# Passage shown
══════════════════════════════

To further investigate the specificity of expression of these genes within upper layer CPN, we chose Nectin-3 as a prototypical gene, and evaluated its cell type-specific expression. We retrogradely labeled CPN using a cholera toxin subunit B Alexa 555 conjugate, which clearly labels upper layer CPN and their axons coursing through the corpus callosum (Figure 5G). Immunocytochemistry for Nectin-3 demonstrates colocalization with CPN axons in the corpus callosum, as well as within the somas and apical dendrites of superficial cortical CPN (Figure 5H–K).
Together, these genes define a previously unrecognized molecular parcellation of the superficial cortical layers, refining previous histological and anatomical definitions, and enabling new functional and evolutionary hypotheses regarding distinct CPN populations.
In a complementary fashion to genes expressed selectively by CPN of upper layers, many of the newly identified CPN genes are specifically expressed in deep layers V and VI, and are excluded from layers II/III, thus defining distinct sets of early-born CPN of the deep layers. These genes include Plexin-D1, Gfra2, Tcrβ, and Dkk3 (Figure 6A–D). Quite interestingly, layer V and VI CPN can be further defined by the combinatorial expression of selected deep layer CPN genes, and thus classified into subpopulations occupying distinct sub-portions of these canonical layers. For example, in situ hybridization reveals that CPN in layer Va express the unique combination of Plexin-D1 and Gfra2 (Figure 6A and B); they likely represent callosal neurons that maintain collateral projections to ipsilateral and/or contralateral striatum (Gao and Zheng, 2004). CPN located in deeper positions within layer V (e.g. layer Vb) can be defined by the expression of Gfra2, Tcrβ, and Dkk3 (Figure 6C–D), and by the absence of Plexin-D1 expression (Figure 6A). The relatively small population of CPN located in layer VI appears to express higher levels of Gfra2, Tcrβ, and Dkk3 (Figure 6B–D), and lack Plexin-D1 (Figure 6A).

══════════════════════════════

# Extracted material
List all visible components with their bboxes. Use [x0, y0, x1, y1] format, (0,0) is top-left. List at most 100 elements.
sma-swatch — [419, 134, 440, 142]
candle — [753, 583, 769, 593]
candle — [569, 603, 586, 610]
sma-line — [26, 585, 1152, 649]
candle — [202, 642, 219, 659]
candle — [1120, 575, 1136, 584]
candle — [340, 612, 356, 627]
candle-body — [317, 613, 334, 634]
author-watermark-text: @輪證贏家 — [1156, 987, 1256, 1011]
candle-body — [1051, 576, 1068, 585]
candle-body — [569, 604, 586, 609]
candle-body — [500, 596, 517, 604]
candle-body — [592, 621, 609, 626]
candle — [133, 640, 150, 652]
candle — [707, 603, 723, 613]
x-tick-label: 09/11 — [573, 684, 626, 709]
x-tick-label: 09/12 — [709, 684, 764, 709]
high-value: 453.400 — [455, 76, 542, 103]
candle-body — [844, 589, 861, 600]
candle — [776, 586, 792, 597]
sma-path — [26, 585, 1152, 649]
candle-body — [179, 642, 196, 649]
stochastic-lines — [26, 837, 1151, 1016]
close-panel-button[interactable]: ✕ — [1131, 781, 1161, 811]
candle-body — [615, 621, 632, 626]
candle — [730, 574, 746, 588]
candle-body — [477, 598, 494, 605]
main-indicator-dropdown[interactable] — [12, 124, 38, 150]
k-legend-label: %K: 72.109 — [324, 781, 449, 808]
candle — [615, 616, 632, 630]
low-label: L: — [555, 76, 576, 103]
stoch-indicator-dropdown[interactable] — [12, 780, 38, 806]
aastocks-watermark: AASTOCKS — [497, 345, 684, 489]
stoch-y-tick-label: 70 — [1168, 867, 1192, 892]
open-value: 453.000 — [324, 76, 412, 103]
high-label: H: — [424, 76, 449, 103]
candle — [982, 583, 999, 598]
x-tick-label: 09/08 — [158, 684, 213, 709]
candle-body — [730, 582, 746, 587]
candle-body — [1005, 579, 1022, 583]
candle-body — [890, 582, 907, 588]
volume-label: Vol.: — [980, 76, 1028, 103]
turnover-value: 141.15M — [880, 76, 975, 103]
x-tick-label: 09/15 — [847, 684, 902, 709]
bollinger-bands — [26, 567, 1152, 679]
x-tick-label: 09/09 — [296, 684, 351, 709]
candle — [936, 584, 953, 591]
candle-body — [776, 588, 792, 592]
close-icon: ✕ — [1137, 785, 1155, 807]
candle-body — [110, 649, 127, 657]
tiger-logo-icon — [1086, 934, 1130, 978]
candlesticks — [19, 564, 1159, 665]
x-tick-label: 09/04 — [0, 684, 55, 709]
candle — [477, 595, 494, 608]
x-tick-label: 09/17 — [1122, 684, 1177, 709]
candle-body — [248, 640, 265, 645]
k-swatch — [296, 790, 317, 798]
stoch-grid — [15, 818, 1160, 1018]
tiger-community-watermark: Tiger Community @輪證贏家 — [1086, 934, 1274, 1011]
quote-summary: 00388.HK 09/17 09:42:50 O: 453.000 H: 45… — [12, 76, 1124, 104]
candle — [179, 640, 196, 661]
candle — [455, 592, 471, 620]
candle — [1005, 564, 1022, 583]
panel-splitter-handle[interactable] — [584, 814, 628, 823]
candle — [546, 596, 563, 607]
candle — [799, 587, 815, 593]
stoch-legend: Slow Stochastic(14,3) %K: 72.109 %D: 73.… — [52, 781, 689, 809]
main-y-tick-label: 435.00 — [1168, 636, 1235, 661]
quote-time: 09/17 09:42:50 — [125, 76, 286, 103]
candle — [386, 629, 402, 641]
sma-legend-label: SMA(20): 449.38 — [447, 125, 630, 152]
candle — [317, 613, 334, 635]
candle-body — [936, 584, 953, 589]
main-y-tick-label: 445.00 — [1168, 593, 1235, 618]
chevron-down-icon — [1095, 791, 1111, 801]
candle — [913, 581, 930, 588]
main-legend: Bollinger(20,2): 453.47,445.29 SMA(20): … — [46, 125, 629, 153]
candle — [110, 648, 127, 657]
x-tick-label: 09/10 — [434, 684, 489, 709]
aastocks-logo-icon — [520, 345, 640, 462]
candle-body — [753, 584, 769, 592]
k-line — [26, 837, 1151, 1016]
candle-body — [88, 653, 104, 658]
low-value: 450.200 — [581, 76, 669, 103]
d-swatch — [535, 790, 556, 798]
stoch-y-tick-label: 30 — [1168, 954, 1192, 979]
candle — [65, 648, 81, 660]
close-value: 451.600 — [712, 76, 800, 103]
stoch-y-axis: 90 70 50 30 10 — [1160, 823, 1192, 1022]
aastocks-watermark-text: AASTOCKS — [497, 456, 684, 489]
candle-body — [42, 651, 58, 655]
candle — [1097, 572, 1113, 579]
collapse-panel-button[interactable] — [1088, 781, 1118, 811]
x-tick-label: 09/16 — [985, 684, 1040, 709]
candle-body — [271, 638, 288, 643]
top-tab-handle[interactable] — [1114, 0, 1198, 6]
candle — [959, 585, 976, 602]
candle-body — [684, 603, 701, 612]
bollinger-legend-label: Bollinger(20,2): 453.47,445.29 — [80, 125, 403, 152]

══════════════════════════════

# What to do
A: Condense the paragraph of the passage on CPN genes that begins "In a complementary fashion" into a bulleted list, keeping its main facts.
B: Carry on the passage on CPN genes, starting after its final sentence.
The listing is separate material and has no connection to the passage on CPN genes.

# Task-by-task outputs
A:
- Many newly identified CPN genes are expressed specifically in deep layers V and VI and are excluded from layers II/III. They define distinct sets of early-born deep-layer CPN and include Plexin-D1, Gfra2, Tcrβ, and Dkk3 (Figure 6A–D).
- Combinatorial expression of selected deep-layer CPN genes further divides layer V and VI CPN into subpopulations occupying distinct sub-portions of these layers.
- Layer Va CPN express the combination of Plexin-D1 and Gfra2 (Figure 6A and B). They likely represent callosal neurons with collateral projections to the ipsilateral and/or contralateral striatum (Gao and Zheng, 2004).
- CPN deeper in layer V (e.g., layer Vb) express Gfra2, Tcrβ, and Dkk3 (Figure 6C–D) and lack Plexin-D1 (Figure 6A).
- The relatively small population of layer VI CPN appears to express higher levels of Gfra2, Tcrβ, and Dkk3 (Figure 6B–D) and lacks Plexin-D1 (Figure 6A).

B:
We further investigated cell type-specific expression of the representative genes Plexin-D1 and Dkk3. We find that Plexin-D1 RNA is expressed at high levels within retrogradely labeled CPN in layer Va, and at lower levels within CPN of more superficial layers (Figure 7A–D). In contrast, retrograde labeling of CSMN demonstrates that they are located in layer Vb, below the Plexin-D1 positive layer Va. Of note, the border between these two layers is indistinct, with CSMN intermingled with PlexinD1 expressing CPN. Even at this interface, CSMN do not express Plexin-D1, clearly demonstrating the true cell type-specificity of this CPN marker. In addition, we examined the cell type-specific expression of Dkk3, and find that it labels a large portion of layer V and VI retrogradely labeled CPN (Figure 7I–L), while layer V CSMN do not express Dkk3 (Figure 7M–P).
It is intriguing to note that each of the genes expressed highly and somewhat selectively in layer VI appears to label more cells than the number of CPN located in this layer. For example, there is a significant number of Dkk3 expressing cells in layer VI that are not CPN (Figure 7L). This suggests: 1) that each gene also labels other neuronal or glial types within layer VI, including perhaps the predominant population of corticothalamic projection neurons, and 2) that this layer VI subset (and perhaps other subsets) of CPN might be molecularly related to, or even evolutionarily derived from, corticofugal projection neurons. Expression of genes such as Dkk3 with other CPN genes (e.g. Hspb3) may be used to further delineate subtypes of CPN within deep cortical layers.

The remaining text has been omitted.